Entries with figure data
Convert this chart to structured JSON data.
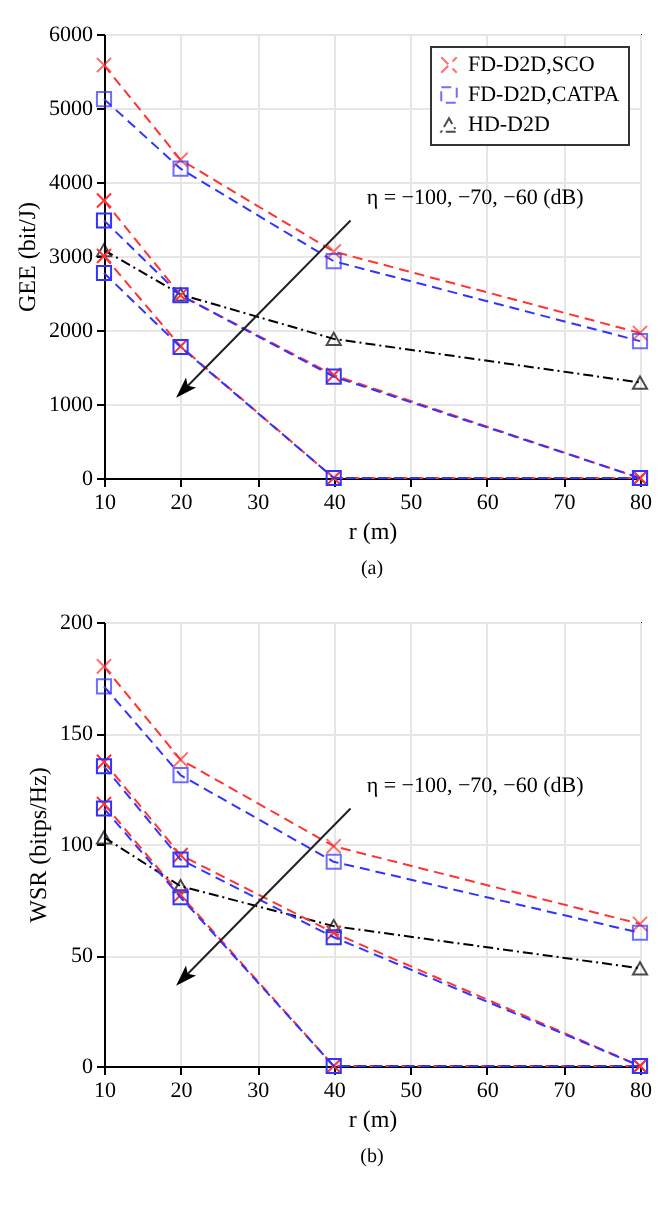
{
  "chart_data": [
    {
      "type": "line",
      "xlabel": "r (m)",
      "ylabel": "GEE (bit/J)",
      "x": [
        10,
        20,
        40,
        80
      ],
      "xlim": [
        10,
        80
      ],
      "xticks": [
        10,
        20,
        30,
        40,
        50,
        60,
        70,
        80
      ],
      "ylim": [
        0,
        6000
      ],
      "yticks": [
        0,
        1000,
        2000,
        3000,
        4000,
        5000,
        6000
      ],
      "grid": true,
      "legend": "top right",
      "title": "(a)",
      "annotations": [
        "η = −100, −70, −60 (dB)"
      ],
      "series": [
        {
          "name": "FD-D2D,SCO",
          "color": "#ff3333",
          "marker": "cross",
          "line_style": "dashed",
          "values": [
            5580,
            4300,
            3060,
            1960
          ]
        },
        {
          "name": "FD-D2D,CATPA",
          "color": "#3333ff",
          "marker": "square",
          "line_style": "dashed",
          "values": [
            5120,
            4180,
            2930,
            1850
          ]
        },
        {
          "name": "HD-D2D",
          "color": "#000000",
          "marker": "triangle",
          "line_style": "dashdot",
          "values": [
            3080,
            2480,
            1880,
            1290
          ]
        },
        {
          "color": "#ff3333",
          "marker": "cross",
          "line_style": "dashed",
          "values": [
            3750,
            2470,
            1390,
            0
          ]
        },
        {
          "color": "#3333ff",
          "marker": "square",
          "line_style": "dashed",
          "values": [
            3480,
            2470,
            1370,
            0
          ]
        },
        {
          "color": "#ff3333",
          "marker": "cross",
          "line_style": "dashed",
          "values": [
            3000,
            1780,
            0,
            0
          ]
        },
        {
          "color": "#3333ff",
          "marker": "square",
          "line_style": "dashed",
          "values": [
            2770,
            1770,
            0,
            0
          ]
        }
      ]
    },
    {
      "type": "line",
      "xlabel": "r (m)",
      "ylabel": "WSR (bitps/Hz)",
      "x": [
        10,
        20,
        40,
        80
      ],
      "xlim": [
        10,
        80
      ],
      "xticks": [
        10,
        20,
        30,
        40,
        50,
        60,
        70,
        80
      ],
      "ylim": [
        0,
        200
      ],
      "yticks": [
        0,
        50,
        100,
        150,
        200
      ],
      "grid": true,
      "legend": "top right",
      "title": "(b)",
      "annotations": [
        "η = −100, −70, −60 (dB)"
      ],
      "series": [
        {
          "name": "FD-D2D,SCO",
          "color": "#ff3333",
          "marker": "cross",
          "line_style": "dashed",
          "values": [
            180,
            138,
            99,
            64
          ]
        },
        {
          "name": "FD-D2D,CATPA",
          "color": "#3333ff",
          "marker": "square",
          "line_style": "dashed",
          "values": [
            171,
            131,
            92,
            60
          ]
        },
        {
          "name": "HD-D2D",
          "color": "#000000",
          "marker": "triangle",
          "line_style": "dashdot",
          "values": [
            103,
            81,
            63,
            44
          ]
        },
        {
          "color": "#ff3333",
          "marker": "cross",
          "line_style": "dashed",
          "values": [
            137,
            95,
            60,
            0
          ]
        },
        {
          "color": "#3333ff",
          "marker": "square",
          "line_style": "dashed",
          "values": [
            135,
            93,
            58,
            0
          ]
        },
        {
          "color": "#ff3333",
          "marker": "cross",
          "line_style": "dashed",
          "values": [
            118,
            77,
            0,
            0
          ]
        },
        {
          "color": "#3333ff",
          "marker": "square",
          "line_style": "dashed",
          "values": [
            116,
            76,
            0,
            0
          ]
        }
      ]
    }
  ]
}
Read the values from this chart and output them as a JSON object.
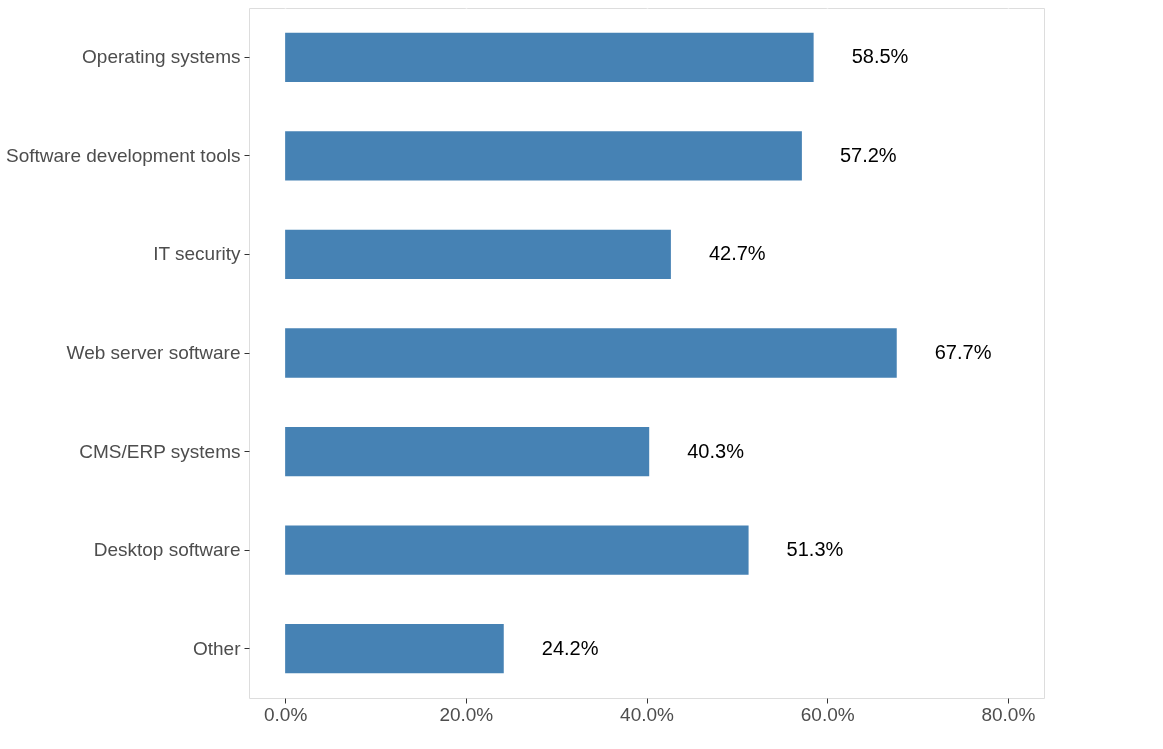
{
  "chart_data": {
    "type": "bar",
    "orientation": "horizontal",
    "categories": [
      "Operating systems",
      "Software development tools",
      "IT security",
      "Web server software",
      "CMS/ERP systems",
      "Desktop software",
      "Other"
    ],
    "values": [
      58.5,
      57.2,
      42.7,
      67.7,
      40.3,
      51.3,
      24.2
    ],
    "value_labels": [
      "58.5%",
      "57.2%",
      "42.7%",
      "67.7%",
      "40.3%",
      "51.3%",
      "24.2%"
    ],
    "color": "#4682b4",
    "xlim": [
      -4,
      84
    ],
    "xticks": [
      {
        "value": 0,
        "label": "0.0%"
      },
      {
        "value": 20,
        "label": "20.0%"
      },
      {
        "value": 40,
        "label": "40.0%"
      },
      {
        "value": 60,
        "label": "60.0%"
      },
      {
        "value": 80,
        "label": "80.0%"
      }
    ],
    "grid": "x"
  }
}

* **Task objective**:
Quote each entry above verbatim and drop the pictures.

* **Result below**:
Convert this chart to structured JSON data.
{
  "chart_data": [
    {
      "type": "line",
      "xlabel": "r (m)",
      "ylabel": "GEE (bit/J)",
      "x": [
        10,
        20,
        40,
        80
      ],
      "xlim": [
        10,
        80
      ],
      "xticks": [
        10,
        20,
        30,
        40,
        50,
        60,
        70,
        80
      ],
      "ylim": [
        0,
        6000
      ],
      "yticks": [
        0,
        1000,
        2000,
        3000,
        4000,
        5000,
        6000
      ],
      "grid": true,
      "legend": "top right",
      "title": "(a)",
      "annotations": [
        "η = −100, −70, −60 (dB)"
      ],
      "series": [
        {
          "name": "FD-D2D,SCO",
          "color": "#ff3333",
          "marker": "cross",
          "line_style": "dashed",
          "values": [
            5580,
            4300,
            3060,
            1960
          ]
        },
        {
          "name": "FD-D2D,CATPA",
          "color": "#3333ff",
          "marker": "square",
          "line_style": "dashed",
          "values": [
            5120,
            4180,
            2930,
            1850
          ]
        },
        {
          "name": "HD-D2D",
          "color": "#000000",
          "marker": "triangle",
          "line_style": "dashdot",
          "values": [
            3080,
            2480,
            1880,
            1290
          ]
        },
        {
          "color": "#ff3333",
          "marker": "cross",
          "line_style": "dashed",
          "values": [
            3750,
            2470,
            1390,
            0
          ]
        },
        {
          "color": "#3333ff",
          "marker": "square",
          "line_style": "dashed",
          "values": [
            3480,
            2470,
            1370,
            0
          ]
        },
        {
          "color": "#ff3333",
          "marker": "cross",
          "line_style": "dashed",
          "values": [
            3000,
            1780,
            0,
            0
          ]
        },
        {
          "color": "#3333ff",
          "marker": "square",
          "line_style": "dashed",
          "values": [
            2770,
            1770,
            0,
            0
          ]
        }
      ]
    },
    {
      "type": "line",
      "xlabel": "r (m)",
      "ylabel": "WSR (bitps/Hz)",
      "x": [
        10,
        20,
        40,
        80
      ],
      "xlim": [
        10,
        80
      ],
      "xticks": [
        10,
        20,
        30,
        40,
        50,
        60,
        70,
        80
      ],
      "ylim": [
        0,
        200
      ],
      "yticks": [
        0,
        50,
        100,
        150,
        200
      ],
      "grid": true,
      "legend": "top right",
      "title": "(b)",
      "annotations": [
        "η = −100, −70, −60 (dB)"
      ],
      "series": [
        {
          "name": "FD-D2D,SCO",
          "color": "#ff3333",
          "marker": "cross",
          "line_style": "dashed",
          "values": [
            180,
            138,
            99,
            64
          ]
        },
        {
          "name": "FD-D2D,CATPA",
          "color": "#3333ff",
          "marker": "square",
          "line_style": "dashed",
          "values": [
            171,
            131,
            92,
            60
          ]
        },
        {
          "name": "HD-D2D",
          "color": "#000000",
          "marker": "triangle",
          "line_style": "dashdot",
          "values": [
            103,
            81,
            63,
            44
          ]
        },
        {
          "color": "#ff3333",
          "marker": "cross",
          "line_style": "dashed",
          "values": [
            137,
            95,
            60,
            0
          ]
        },
        {
          "color": "#3333ff",
          "marker": "square",
          "line_style": "dashed",
          "values": [
            135,
            93,
            58,
            0
          ]
        },
        {
          "color": "#ff3333",
          "marker": "cross",
          "line_style": "dashed",
          "values": [
            118,
            77,
            0,
            0
          ]
        },
        {
          "color": "#3333ff",
          "marker": "square",
          "line_style": "dashed",
          "values": [
            116,
            76,
            0,
            0
          ]
        }
      ]
    }
  ]
}
Read the values from this chart and output them as a JSON object.
{
  "chart_data": {
    "type": "bar",
    "orientation": "horizontal",
    "categories": [
      "Operating systems",
      "Software development tools",
      "IT security",
      "Web server software",
      "CMS/ERP systems",
      "Desktop software",
      "Other"
    ],
    "values": [
      58.5,
      57.2,
      42.7,
      67.7,
      40.3,
      51.3,
      24.2
    ],
    "value_labels": [
      "58.5%",
      "57.2%",
      "42.7%",
      "67.7%",
      "40.3%",
      "51.3%",
      "24.2%"
    ],
    "color": "#4682b4",
    "xlim": [
      -4,
      84
    ],
    "xticks": [
      {
        "value": 0,
        "label": "0.0%"
      },
      {
        "value": 20,
        "label": "20.0%"
      },
      {
        "value": 40,
        "label": "40.0%"
      },
      {
        "value": 60,
        "label": "60.0%"
      },
      {
        "value": 80,
        "label": "80.0%"
      }
    ],
    "grid": "x"
  }
}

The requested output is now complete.